Transcribe the data line for line, from the very beginning down to the line containing "- sidebar-item-talisman[interactable]: +", including both of those lines.

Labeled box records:
****************************************
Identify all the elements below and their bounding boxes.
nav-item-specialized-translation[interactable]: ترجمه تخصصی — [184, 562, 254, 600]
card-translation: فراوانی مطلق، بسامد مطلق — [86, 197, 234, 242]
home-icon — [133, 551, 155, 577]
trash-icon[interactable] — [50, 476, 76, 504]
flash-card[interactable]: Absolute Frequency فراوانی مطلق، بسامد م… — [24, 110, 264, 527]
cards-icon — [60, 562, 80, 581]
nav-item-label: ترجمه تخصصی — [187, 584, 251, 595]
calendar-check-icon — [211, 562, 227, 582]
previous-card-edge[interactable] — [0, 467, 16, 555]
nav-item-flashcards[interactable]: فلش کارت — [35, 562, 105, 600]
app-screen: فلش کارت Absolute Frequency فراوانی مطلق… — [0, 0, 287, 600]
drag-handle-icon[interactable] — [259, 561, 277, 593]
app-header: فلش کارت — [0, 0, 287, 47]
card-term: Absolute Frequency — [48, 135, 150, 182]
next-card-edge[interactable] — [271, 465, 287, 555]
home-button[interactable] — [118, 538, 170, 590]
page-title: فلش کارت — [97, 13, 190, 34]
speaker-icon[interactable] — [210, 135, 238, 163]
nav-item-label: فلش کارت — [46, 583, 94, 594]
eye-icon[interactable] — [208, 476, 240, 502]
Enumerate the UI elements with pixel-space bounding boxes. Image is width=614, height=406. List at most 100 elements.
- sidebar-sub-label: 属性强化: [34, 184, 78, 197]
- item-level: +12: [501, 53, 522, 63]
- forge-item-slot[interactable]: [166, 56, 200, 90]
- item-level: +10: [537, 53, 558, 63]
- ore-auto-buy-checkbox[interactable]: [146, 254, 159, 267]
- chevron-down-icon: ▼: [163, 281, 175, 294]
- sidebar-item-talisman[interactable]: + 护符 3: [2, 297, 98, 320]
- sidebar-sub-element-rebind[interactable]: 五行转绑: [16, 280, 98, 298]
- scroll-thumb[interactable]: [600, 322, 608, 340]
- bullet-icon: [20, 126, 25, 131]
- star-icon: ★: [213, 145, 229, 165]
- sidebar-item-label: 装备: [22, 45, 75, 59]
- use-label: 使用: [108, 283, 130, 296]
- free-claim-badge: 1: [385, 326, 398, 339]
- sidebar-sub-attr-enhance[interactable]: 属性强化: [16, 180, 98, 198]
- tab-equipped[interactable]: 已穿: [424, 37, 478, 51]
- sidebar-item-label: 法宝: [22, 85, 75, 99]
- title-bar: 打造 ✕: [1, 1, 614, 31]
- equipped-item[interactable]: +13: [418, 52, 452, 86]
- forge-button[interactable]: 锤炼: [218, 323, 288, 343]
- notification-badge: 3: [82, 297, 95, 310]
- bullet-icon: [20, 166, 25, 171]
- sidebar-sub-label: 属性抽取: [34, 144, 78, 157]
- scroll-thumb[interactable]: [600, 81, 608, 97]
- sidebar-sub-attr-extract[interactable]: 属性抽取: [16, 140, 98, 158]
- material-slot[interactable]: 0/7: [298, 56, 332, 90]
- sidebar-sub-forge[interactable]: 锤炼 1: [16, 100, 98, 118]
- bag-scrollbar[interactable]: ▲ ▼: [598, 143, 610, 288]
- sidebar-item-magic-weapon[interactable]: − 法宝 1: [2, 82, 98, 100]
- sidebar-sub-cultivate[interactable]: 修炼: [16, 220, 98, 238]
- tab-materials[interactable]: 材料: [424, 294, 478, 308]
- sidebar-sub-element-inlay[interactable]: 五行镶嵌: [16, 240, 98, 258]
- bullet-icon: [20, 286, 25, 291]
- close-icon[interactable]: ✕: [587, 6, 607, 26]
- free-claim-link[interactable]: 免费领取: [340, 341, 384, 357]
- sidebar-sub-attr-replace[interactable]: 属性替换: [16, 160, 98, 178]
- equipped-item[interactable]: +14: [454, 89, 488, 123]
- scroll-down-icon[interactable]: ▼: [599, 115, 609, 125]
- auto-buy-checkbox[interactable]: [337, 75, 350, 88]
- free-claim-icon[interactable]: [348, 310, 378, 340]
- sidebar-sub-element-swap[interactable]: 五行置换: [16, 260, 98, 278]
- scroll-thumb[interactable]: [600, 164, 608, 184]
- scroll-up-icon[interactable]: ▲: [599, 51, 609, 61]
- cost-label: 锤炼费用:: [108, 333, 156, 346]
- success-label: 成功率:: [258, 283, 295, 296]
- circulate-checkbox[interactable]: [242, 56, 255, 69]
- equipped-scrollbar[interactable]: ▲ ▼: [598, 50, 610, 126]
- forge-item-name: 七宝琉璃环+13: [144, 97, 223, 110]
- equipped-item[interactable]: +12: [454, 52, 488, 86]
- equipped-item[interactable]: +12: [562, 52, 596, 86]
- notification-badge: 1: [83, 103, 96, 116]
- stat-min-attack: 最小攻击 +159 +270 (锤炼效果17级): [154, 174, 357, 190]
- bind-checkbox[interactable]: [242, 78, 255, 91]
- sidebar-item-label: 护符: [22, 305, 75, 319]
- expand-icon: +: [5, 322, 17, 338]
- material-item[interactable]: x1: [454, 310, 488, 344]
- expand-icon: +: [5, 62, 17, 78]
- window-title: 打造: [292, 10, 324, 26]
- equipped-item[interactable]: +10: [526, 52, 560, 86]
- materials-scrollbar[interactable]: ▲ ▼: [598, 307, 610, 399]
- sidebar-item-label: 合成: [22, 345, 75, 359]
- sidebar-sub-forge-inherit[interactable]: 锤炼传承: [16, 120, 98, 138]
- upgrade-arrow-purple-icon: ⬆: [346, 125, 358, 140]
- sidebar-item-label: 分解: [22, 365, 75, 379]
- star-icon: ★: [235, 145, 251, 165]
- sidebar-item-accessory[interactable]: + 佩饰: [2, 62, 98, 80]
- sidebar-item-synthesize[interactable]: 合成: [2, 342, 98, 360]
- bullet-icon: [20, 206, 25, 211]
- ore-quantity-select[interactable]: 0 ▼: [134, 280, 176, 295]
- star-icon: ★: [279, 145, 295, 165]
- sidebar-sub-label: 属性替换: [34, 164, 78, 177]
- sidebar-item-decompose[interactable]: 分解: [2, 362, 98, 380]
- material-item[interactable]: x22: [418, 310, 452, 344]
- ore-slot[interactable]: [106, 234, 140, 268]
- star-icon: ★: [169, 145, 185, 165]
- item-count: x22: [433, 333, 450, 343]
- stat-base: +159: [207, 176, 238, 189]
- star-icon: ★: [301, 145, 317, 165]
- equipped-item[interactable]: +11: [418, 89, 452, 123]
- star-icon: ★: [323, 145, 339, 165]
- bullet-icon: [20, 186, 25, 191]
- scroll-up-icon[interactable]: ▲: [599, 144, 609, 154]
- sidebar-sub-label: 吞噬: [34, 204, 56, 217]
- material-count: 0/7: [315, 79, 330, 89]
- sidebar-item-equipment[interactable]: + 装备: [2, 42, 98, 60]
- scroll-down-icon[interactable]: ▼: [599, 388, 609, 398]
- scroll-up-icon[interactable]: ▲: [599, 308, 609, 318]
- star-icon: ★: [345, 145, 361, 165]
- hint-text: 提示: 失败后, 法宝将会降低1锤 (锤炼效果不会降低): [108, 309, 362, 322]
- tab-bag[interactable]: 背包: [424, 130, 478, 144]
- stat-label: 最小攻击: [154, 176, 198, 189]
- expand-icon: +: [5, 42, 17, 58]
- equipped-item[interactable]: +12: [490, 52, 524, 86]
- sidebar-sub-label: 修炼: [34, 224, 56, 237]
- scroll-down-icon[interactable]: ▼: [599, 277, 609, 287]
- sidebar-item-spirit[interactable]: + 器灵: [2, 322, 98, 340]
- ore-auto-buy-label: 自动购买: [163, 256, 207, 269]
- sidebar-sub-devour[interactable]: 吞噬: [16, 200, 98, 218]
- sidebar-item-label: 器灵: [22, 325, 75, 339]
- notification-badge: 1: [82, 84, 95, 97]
****************************************
RESULT FOR THIS TASK:
Identify all the elements below and their bounding boxes.
nav-item-specialized-translation[interactable]: ترجمه تخصصی — [184, 562, 254, 600]
card-translation: فراوانی مطلق، بسامد مطلق — [86, 197, 234, 242]
home-icon — [133, 551, 155, 577]
trash-icon[interactable] — [50, 476, 76, 504]
flash-card[interactable]: Absolute Frequency فراوانی مطلق، بسامد م… — [24, 110, 264, 527]
cards-icon — [60, 562, 80, 581]
nav-item-label: ترجمه تخصصی — [187, 584, 251, 595]
calendar-check-icon — [211, 562, 227, 582]
previous-card-edge[interactable] — [0, 467, 16, 555]
nav-item-flashcards[interactable]: فلش کارت — [35, 562, 105, 600]
app-screen: فلش کارت Absolute Frequency فراوانی مطلق… — [0, 0, 287, 600]
drag-handle-icon[interactable] — [259, 561, 277, 593]
app-header: فلش کارت — [0, 0, 287, 47]
card-term: Absolute Frequency — [48, 135, 150, 182]
next-card-edge[interactable] — [271, 465, 287, 555]
home-button[interactable] — [118, 538, 170, 590]
page-title: فلش کارت — [97, 13, 190, 34]
speaker-icon[interactable] — [210, 135, 238, 163]
nav-item-label: فلش کارت — [46, 583, 94, 594]
eye-icon[interactable] — [208, 476, 240, 502]
Enumerate the UI elements with pixel-space bounding boxes. Image is width=614, height=406. List at most 100 elements.
- sidebar-sub-label: 属性强化: [34, 184, 78, 197]
- item-level: +12: [501, 53, 522, 63]
- forge-item-slot[interactable]: [166, 56, 200, 90]
- item-level: +10: [537, 53, 558, 63]
- ore-auto-buy-checkbox[interactable]: [146, 254, 159, 267]
- chevron-down-icon: ▼: [163, 281, 175, 294]
- sidebar-item-talisman[interactable]: + 护符 3: [2, 297, 98, 320]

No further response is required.